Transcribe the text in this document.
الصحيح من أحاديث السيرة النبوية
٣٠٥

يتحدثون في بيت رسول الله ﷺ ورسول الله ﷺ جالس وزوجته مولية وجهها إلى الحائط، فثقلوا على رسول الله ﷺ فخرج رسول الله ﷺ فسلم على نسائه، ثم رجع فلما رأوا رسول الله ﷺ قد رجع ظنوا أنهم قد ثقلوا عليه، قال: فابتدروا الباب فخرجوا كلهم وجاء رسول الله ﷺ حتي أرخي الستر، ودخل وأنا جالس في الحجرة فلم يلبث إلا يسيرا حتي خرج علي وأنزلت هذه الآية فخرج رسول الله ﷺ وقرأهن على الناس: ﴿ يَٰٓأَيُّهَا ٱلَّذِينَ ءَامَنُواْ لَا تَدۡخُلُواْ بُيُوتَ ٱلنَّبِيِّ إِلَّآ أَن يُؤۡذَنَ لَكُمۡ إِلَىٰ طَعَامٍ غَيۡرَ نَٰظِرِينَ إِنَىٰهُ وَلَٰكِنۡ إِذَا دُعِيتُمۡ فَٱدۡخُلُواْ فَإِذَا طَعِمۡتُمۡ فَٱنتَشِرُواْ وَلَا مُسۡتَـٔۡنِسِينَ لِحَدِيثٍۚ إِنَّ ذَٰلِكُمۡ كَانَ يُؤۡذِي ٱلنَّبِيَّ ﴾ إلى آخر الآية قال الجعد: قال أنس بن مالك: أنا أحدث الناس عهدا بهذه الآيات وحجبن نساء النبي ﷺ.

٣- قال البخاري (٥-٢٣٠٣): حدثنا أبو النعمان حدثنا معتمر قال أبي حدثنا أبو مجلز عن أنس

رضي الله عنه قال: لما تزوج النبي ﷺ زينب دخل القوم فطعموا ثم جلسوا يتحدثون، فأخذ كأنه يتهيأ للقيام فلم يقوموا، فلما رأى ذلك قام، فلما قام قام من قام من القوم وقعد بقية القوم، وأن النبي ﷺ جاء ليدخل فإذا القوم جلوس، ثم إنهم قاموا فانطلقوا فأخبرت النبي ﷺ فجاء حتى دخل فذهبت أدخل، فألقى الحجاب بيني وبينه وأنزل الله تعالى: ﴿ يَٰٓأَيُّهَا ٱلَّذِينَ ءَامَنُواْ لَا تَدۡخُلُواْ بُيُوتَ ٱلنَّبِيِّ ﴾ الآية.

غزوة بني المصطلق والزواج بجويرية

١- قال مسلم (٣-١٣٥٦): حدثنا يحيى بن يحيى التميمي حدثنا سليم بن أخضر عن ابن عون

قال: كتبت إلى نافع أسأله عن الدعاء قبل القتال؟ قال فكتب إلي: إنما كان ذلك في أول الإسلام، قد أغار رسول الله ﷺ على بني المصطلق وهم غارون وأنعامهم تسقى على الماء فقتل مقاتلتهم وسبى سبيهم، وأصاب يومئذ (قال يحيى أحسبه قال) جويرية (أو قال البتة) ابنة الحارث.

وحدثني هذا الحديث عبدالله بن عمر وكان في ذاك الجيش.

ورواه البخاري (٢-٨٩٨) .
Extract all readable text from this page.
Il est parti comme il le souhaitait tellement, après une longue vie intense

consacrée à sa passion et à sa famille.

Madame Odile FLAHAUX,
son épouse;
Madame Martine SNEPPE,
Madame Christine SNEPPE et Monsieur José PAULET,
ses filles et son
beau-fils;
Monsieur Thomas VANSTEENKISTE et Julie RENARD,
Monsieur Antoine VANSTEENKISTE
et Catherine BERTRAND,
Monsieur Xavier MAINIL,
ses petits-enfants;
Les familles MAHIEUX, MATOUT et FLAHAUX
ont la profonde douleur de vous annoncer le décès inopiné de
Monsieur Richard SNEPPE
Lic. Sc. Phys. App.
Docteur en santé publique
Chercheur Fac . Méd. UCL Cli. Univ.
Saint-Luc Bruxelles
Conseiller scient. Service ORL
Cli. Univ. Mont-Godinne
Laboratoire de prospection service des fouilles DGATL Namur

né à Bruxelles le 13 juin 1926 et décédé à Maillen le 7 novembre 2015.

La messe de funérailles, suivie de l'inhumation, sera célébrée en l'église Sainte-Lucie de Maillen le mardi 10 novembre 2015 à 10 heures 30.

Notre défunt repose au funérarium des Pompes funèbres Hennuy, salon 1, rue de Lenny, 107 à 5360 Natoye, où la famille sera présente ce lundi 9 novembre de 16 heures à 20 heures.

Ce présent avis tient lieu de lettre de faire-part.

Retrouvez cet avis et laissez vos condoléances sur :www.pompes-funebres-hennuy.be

> **WRITTEN PROBLEM**
Look through the entries above; copy every line holding the string "المصطلق".

> **CORRECT RESULT**
غزوة بني المصطلق والزواج بجويرية
قال: كتبت إلى نافع أسأله عن الدعاء قبل القتال؟ قال فكتب إلي: إنما كان ذلك في أول الإسلام، قد أغار رسول الله ﷺ على بني المصطلق وهم غارون وأنعامهم تسقى على الماء فقتل مقاتلتهم وسبى سبيهم، وأصاب يومئذ (قال يحيى أحسبه قال) جويرية (أو قال البتة) ابنة الحارث.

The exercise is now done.